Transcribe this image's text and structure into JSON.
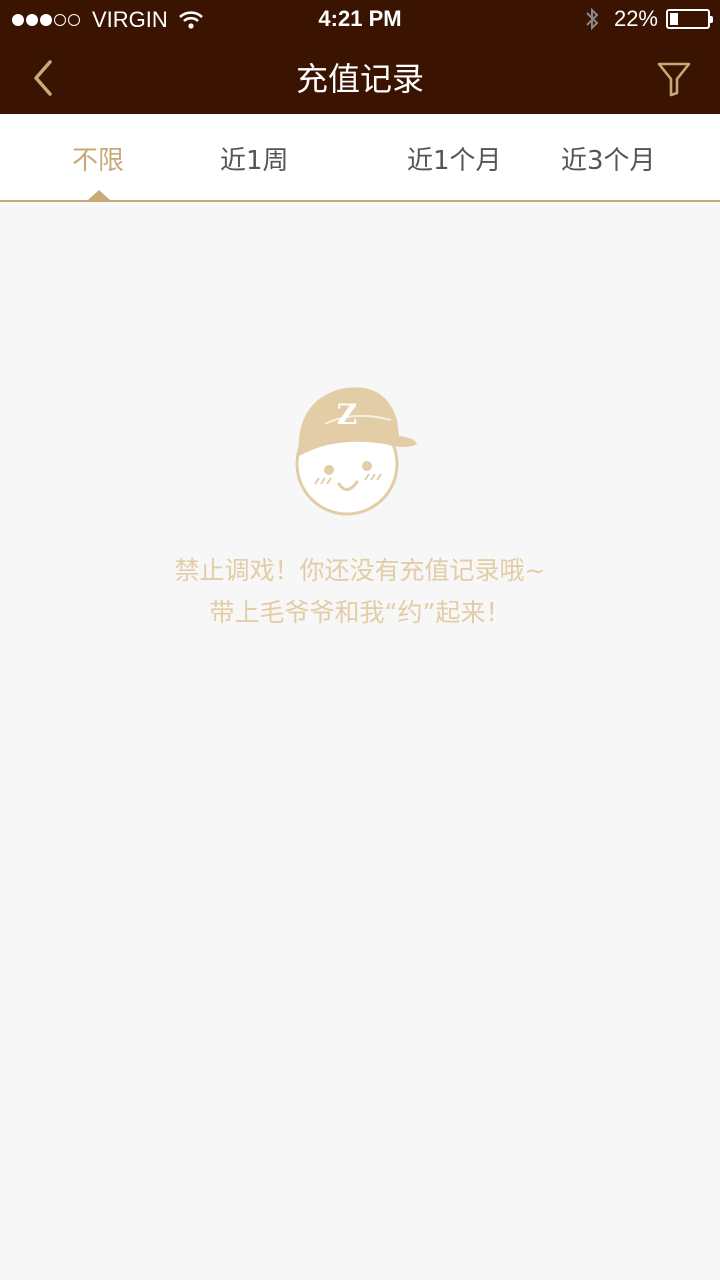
{
  "status_bar": {
    "carrier": "VIRGIN",
    "time": "4:21 PM",
    "battery": "22%",
    "battery_level": 0.22
  },
  "nav": {
    "title": "充值记录",
    "back_icon": "chevron-left-icon",
    "filter_icon": "filter-icon"
  },
  "tabs": [
    {
      "label": "不限",
      "active": true
    },
    {
      "label": "近1周",
      "active": false
    },
    {
      "label": "近1个月",
      "active": false
    },
    {
      "label": "近3个月",
      "active": false
    }
  ],
  "empty_state": {
    "mascot_letter": "Z",
    "line1": "禁止调戏！你还没有充值记录哦~",
    "line2": "带上毛爷爷和我“约”起来！"
  },
  "colors": {
    "header_bg": "#3a1400",
    "accent": "#c9a978",
    "empty_text": "#e2cda6",
    "page_bg": "#f7f7f7"
  }
}
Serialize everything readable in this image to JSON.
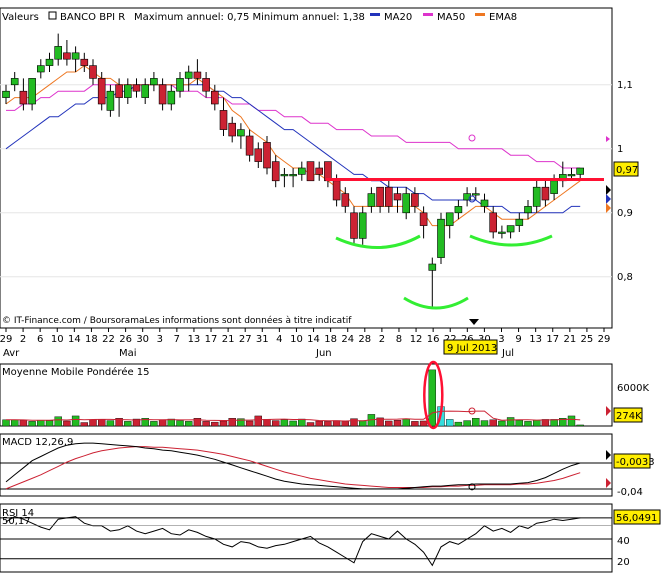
{
  "legend": {
    "valeurs": "Valeurs",
    "name": "BANCO BPI R",
    "minmax": "Maximum annuel: 0,75 Minimum annuel: 1,38",
    "ma20": "MA20",
    "ma50": "MA50",
    "ema8": "EMA8"
  },
  "colors": {
    "up": "#22bb22",
    "down": "#cc2233",
    "ma20": "#2233bb",
    "ma50": "#dd33cc",
    "ema8": "#ee7722",
    "annotation_red": "#ff1133",
    "annotation_green": "#33ee33",
    "value_box": "#ffee00"
  },
  "copyright": "© IT-Finance.com / BoursoramaLes informations sont données à titre indicatif",
  "cursor_date": "9 Jul 2013",
  "x_dates": [
    "29",
    "2",
    "6",
    "10",
    "14",
    "18",
    "22",
    "26",
    "30",
    "3",
    "7",
    "13",
    "17",
    "21",
    "27",
    "31",
    "4",
    "10",
    "14",
    "18",
    "24",
    "28",
    "2",
    "8",
    "12",
    "16",
    "22",
    "26",
    "30",
    "3",
    "9",
    "13",
    "17",
    "21",
    "25",
    "29"
  ],
  "months": [
    "Avr",
    "Mai",
    "Jun",
    "Jul"
  ],
  "price": {
    "y_ticks": [
      "1,1",
      "1",
      "0,9",
      "0,8"
    ],
    "last_value": "0,97"
  },
  "volume": {
    "title": "Moyenne Mobile Pondérée 15",
    "y_tick": "6000K",
    "last_value": "274K"
  },
  "macd": {
    "title": "MACD 12,26,9",
    "last_value": "-0,0033",
    "y_tick": "-0,04"
  },
  "rsi": {
    "title": "RSI 14",
    "sub": "50,17",
    "last_value": "56,0491",
    "y_ticks": [
      "40",
      "20"
    ]
  },
  "chart_data": [
    {
      "type": "candlestick",
      "title": "BANCO BPI R",
      "ylim": [
        0.72,
        1.22
      ],
      "ohlc": [
        [
          1.08,
          1.1,
          1.07,
          1.09
        ],
        [
          1.1,
          1.12,
          1.09,
          1.11
        ],
        [
          1.09,
          1.11,
          1.06,
          1.07
        ],
        [
          1.07,
          1.11,
          1.06,
          1.11
        ],
        [
          1.12,
          1.14,
          1.11,
          1.13
        ],
        [
          1.13,
          1.15,
          1.12,
          1.14
        ],
        [
          1.14,
          1.18,
          1.13,
          1.16
        ],
        [
          1.15,
          1.17,
          1.13,
          1.14
        ],
        [
          1.14,
          1.16,
          1.12,
          1.15
        ],
        [
          1.14,
          1.15,
          1.12,
          1.13
        ],
        [
          1.13,
          1.14,
          1.1,
          1.11
        ],
        [
          1.11,
          1.12,
          1.06,
          1.07
        ],
        [
          1.06,
          1.1,
          1.05,
          1.09
        ],
        [
          1.1,
          1.11,
          1.05,
          1.08
        ],
        [
          1.08,
          1.11,
          1.07,
          1.1
        ],
        [
          1.1,
          1.11,
          1.08,
          1.09
        ],
        [
          1.08,
          1.11,
          1.07,
          1.1
        ],
        [
          1.1,
          1.12,
          1.09,
          1.11
        ],
        [
          1.1,
          1.11,
          1.06,
          1.07
        ],
        [
          1.07,
          1.1,
          1.06,
          1.09
        ],
        [
          1.09,
          1.12,
          1.08,
          1.11
        ],
        [
          1.11,
          1.13,
          1.09,
          1.12
        ],
        [
          1.12,
          1.14,
          1.1,
          1.11
        ],
        [
          1.11,
          1.12,
          1.08,
          1.09
        ],
        [
          1.09,
          1.1,
          1.06,
          1.07
        ],
        [
          1.06,
          1.08,
          1.02,
          1.03
        ],
        [
          1.04,
          1.05,
          1.01,
          1.02
        ],
        [
          1.02,
          1.04,
          1.0,
          1.03
        ],
        [
          1.02,
          1.03,
          0.98,
          0.99
        ],
        [
          1.0,
          1.01,
          0.97,
          0.98
        ],
        [
          1.01,
          1.02,
          0.96,
          0.97
        ],
        [
          0.98,
          0.99,
          0.94,
          0.95
        ],
        [
          0.96,
          0.97,
          0.94,
          0.96
        ],
        [
          0.96,
          0.97,
          0.94,
          0.96
        ],
        [
          0.96,
          0.98,
          0.95,
          0.97
        ],
        [
          0.98,
          0.98,
          0.95,
          0.95
        ],
        [
          0.97,
          0.98,
          0.95,
          0.96
        ],
        [
          0.98,
          0.98,
          0.94,
          0.95
        ],
        [
          0.95,
          0.96,
          0.91,
          0.92
        ],
        [
          0.93,
          0.94,
          0.9,
          0.91
        ],
        [
          0.9,
          0.91,
          0.85,
          0.86
        ],
        [
          0.86,
          0.91,
          0.85,
          0.9
        ],
        [
          0.91,
          0.94,
          0.9,
          0.93
        ],
        [
          0.94,
          0.94,
          0.9,
          0.91
        ],
        [
          0.94,
          0.95,
          0.9,
          0.91
        ],
        [
          0.93,
          0.94,
          0.9,
          0.92
        ],
        [
          0.9,
          0.94,
          0.89,
          0.93
        ],
        [
          0.93,
          0.94,
          0.9,
          0.91
        ],
        [
          0.9,
          0.91,
          0.86,
          0.88
        ],
        [
          0.81,
          0.83,
          0.75,
          0.82
        ],
        [
          0.83,
          0.9,
          0.82,
          0.89
        ],
        [
          0.88,
          0.9,
          0.86,
          0.9
        ],
        [
          0.9,
          0.92,
          0.89,
          0.91
        ],
        [
          0.92,
          0.94,
          0.91,
          0.93
        ],
        [
          0.93,
          0.94,
          0.92,
          0.93
        ],
        [
          0.91,
          0.93,
          0.9,
          0.92
        ],
        [
          0.9,
          0.91,
          0.86,
          0.87
        ],
        [
          0.87,
          0.88,
          0.86,
          0.87
        ],
        [
          0.87,
          0.88,
          0.86,
          0.88
        ],
        [
          0.88,
          0.9,
          0.87,
          0.89
        ],
        [
          0.9,
          0.92,
          0.89,
          0.91
        ],
        [
          0.91,
          0.95,
          0.9,
          0.94
        ],
        [
          0.94,
          0.95,
          0.91,
          0.92
        ],
        [
          0.93,
          0.96,
          0.92,
          0.95
        ],
        [
          0.95,
          0.98,
          0.94,
          0.96
        ],
        [
          0.96,
          0.97,
          0.95,
          0.96
        ],
        [
          0.96,
          0.97,
          0.95,
          0.97
        ]
      ],
      "ma20": [
        1.0,
        1.01,
        1.02,
        1.03,
        1.04,
        1.05,
        1.05,
        1.06,
        1.07,
        1.07,
        1.08,
        1.08,
        1.08,
        1.09,
        1.09,
        1.1,
        1.1,
        1.1,
        1.1,
        1.1,
        1.1,
        1.1,
        1.1,
        1.1,
        1.09,
        1.09,
        1.08,
        1.08,
        1.07,
        1.06,
        1.05,
        1.04,
        1.03,
        1.03,
        1.02,
        1.01,
        1.0,
        0.99,
        0.98,
        0.97,
        0.96,
        0.96,
        0.95,
        0.95,
        0.94,
        0.94,
        0.94,
        0.93,
        0.93,
        0.92,
        0.92,
        0.92,
        0.92,
        0.92,
        0.92,
        0.91,
        0.91,
        0.91,
        0.9,
        0.9,
        0.9,
        0.9,
        0.9,
        0.9,
        0.9,
        0.91,
        0.91
      ],
      "ma50": [
        1.06,
        1.06,
        1.07,
        1.07,
        1.08,
        1.08,
        1.09,
        1.09,
        1.09,
        1.09,
        1.1,
        1.1,
        1.1,
        1.1,
        1.1,
        1.1,
        1.1,
        1.1,
        1.1,
        1.1,
        1.09,
        1.09,
        1.09,
        1.08,
        1.08,
        1.08,
        1.07,
        1.07,
        1.07,
        1.06,
        1.06,
        1.06,
        1.05,
        1.05,
        1.05,
        1.04,
        1.04,
        1.04,
        1.03,
        1.03,
        1.03,
        1.03,
        1.02,
        1.02,
        1.02,
        1.02,
        1.01,
        1.01,
        1.01,
        1.01,
        1.01,
        1.01,
        1.0,
        1.0,
        1.0,
        1.0,
        1.0,
        1.0,
        0.99,
        0.99,
        0.99,
        0.98,
        0.98,
        0.98,
        0.97,
        0.97,
        0.97
      ],
      "ema8": [
        1.07,
        1.08,
        1.08,
        1.08,
        1.09,
        1.1,
        1.11,
        1.12,
        1.12,
        1.13,
        1.12,
        1.11,
        1.11,
        1.1,
        1.1,
        1.1,
        1.1,
        1.1,
        1.1,
        1.1,
        1.1,
        1.1,
        1.11,
        1.1,
        1.09,
        1.08,
        1.06,
        1.05,
        1.03,
        1.02,
        1.01,
        0.99,
        0.98,
        0.97,
        0.97,
        0.96,
        0.96,
        0.95,
        0.94,
        0.93,
        0.91,
        0.91,
        0.91,
        0.91,
        0.91,
        0.91,
        0.91,
        0.91,
        0.9,
        0.88,
        0.88,
        0.88,
        0.89,
        0.9,
        0.91,
        0.91,
        0.9,
        0.89,
        0.89,
        0.89,
        0.89,
        0.9,
        0.91,
        0.92,
        0.93,
        0.94,
        0.95
      ]
    },
    {
      "type": "bar",
      "title": "Moyenne Mobile Pondérée 15",
      "unit": "K",
      "values": [
        1600,
        1600,
        1500,
        1200,
        1500,
        1400,
        2400,
        1300,
        2600,
        900,
        1600,
        1700,
        1400,
        2000,
        1200,
        1800,
        2000,
        1200,
        1600,
        1800,
        1400,
        1200,
        2000,
        1200,
        1000,
        1300,
        2000,
        1900,
        1300,
        2600,
        1700,
        1400,
        1600,
        1300,
        1800,
        900,
        1300,
        1200,
        1400,
        1200,
        1900,
        1400,
        3000,
        2100,
        1300,
        1500,
        1800,
        1200,
        1300,
        14500,
        5000,
        1700,
        1000,
        1400,
        2000,
        1400,
        1600,
        1300,
        2200,
        1500,
        1200,
        1500,
        1700,
        1700,
        2000,
        2600,
        274
      ]
    },
    {
      "type": "line",
      "title": "MACD 12,26,9",
      "series": [
        {
          "values": [
            -0.03,
            -0.02,
            -0.01,
            0.0,
            0.006,
            0.012,
            0.018,
            0.022,
            0.024,
            0.025,
            0.025,
            0.024,
            0.023,
            0.022,
            0.021,
            0.02,
            0.018,
            0.017,
            0.015,
            0.014,
            0.012,
            0.01,
            0.008,
            0.005,
            0.002,
            -0.002,
            -0.006,
            -0.01,
            -0.014,
            -0.018,
            -0.022,
            -0.026,
            -0.029,
            -0.031,
            -0.033,
            -0.034,
            -0.035,
            -0.036,
            -0.037,
            -0.038,
            -0.039,
            -0.04,
            -0.04,
            -0.04,
            -0.04,
            -0.04,
            -0.039,
            -0.038,
            -0.037,
            -0.036,
            -0.036,
            -0.035,
            -0.034,
            -0.034,
            -0.033,
            -0.033,
            -0.033,
            -0.033,
            -0.033,
            -0.032,
            -0.031,
            -0.028,
            -0.024,
            -0.018,
            -0.012,
            -0.007,
            -0.0033
          ]
        },
        {
          "values": [
            -0.04,
            -0.035,
            -0.03,
            -0.025,
            -0.02,
            -0.014,
            -0.008,
            -0.002,
            0.003,
            0.007,
            0.011,
            0.014,
            0.016,
            0.018,
            0.019,
            0.02,
            0.02,
            0.019,
            0.019,
            0.018,
            0.017,
            0.016,
            0.015,
            0.013,
            0.011,
            0.009,
            0.006,
            0.003,
            0.0,
            -0.004,
            -0.008,
            -0.012,
            -0.016,
            -0.019,
            -0.022,
            -0.025,
            -0.027,
            -0.029,
            -0.031,
            -0.033,
            -0.034,
            -0.035,
            -0.036,
            -0.037,
            -0.038,
            -0.038,
            -0.038,
            -0.038,
            -0.038,
            -0.037,
            -0.037,
            -0.036,
            -0.036,
            -0.035,
            -0.035,
            -0.034,
            -0.034,
            -0.034,
            -0.034,
            -0.033,
            -0.033,
            -0.032,
            -0.03,
            -0.028,
            -0.025,
            -0.021,
            -0.017
          ]
        }
      ]
    },
    {
      "type": "line",
      "title": "RSI 14",
      "series": [
        {
          "values": [
            53,
            57,
            55,
            52,
            49,
            47,
            55,
            56,
            57,
            52,
            50,
            50,
            46,
            47,
            50,
            46,
            44,
            46,
            48,
            44,
            43,
            47,
            45,
            42,
            40,
            36,
            34,
            38,
            37,
            34,
            33,
            35,
            36,
            38,
            40,
            42,
            37,
            34,
            30,
            26,
            22,
            38,
            44,
            42,
            40,
            46,
            40,
            36,
            30,
            20,
            34,
            38,
            36,
            40,
            44,
            50,
            46,
            48,
            45,
            50,
            48,
            52,
            53,
            55,
            54,
            55,
            56
          ]
        }
      ]
    }
  ]
}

(EXERCISE OBJECTIVE) Determine how many lines of this listing contain "Mobile", and give only the number.

(CORRECT ANSWER) 2